Return every line of the material below unchanged, in the same order.

⁂

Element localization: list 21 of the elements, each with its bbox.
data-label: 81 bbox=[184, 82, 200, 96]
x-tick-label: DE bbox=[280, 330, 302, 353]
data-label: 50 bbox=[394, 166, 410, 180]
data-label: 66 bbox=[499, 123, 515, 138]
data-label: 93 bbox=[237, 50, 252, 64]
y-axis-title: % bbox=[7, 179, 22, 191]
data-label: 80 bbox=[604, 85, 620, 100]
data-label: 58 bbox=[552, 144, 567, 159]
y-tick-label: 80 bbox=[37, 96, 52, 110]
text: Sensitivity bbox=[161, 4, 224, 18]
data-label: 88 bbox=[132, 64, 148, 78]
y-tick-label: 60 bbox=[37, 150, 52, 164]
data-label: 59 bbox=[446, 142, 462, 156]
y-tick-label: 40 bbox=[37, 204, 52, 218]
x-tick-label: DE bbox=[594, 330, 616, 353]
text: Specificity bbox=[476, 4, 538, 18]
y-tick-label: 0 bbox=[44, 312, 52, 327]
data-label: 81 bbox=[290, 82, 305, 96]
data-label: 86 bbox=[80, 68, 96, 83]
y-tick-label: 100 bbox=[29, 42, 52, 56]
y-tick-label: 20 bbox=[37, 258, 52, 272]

⁂

Expected output:
Element localization: list 21 of the elements, each with its bbox.
data-label: 81 bbox=[184, 82, 200, 96]
x-tick-label: DE bbox=[280, 330, 302, 353]
data-label: 50 bbox=[394, 166, 410, 180]
data-label: 66 bbox=[499, 123, 515, 138]
data-label: 93 bbox=[237, 50, 252, 64]
y-axis-title: % bbox=[7, 179, 22, 191]
data-label: 80 bbox=[604, 85, 620, 100]
data-label: 58 bbox=[552, 144, 567, 159]
y-tick-label: 80 bbox=[37, 96, 52, 110]
text: Sensitivity bbox=[161, 4, 224, 18]
data-label: 88 bbox=[132, 64, 148, 78]
y-tick-label: 60 bbox=[37, 150, 52, 164]
data-label: 59 bbox=[446, 142, 462, 156]
y-tick-label: 40 bbox=[37, 204, 52, 218]
x-tick-label: DE bbox=[594, 330, 616, 353]
text: Specificity bbox=[476, 4, 538, 18]
y-tick-label: 0 bbox=[44, 312, 52, 327]
data-label: 81 bbox=[290, 82, 305, 96]
data-label: 86 bbox=[80, 68, 96, 83]
y-tick-label: 100 bbox=[29, 42, 52, 56]
y-tick-label: 20 bbox=[37, 258, 52, 272]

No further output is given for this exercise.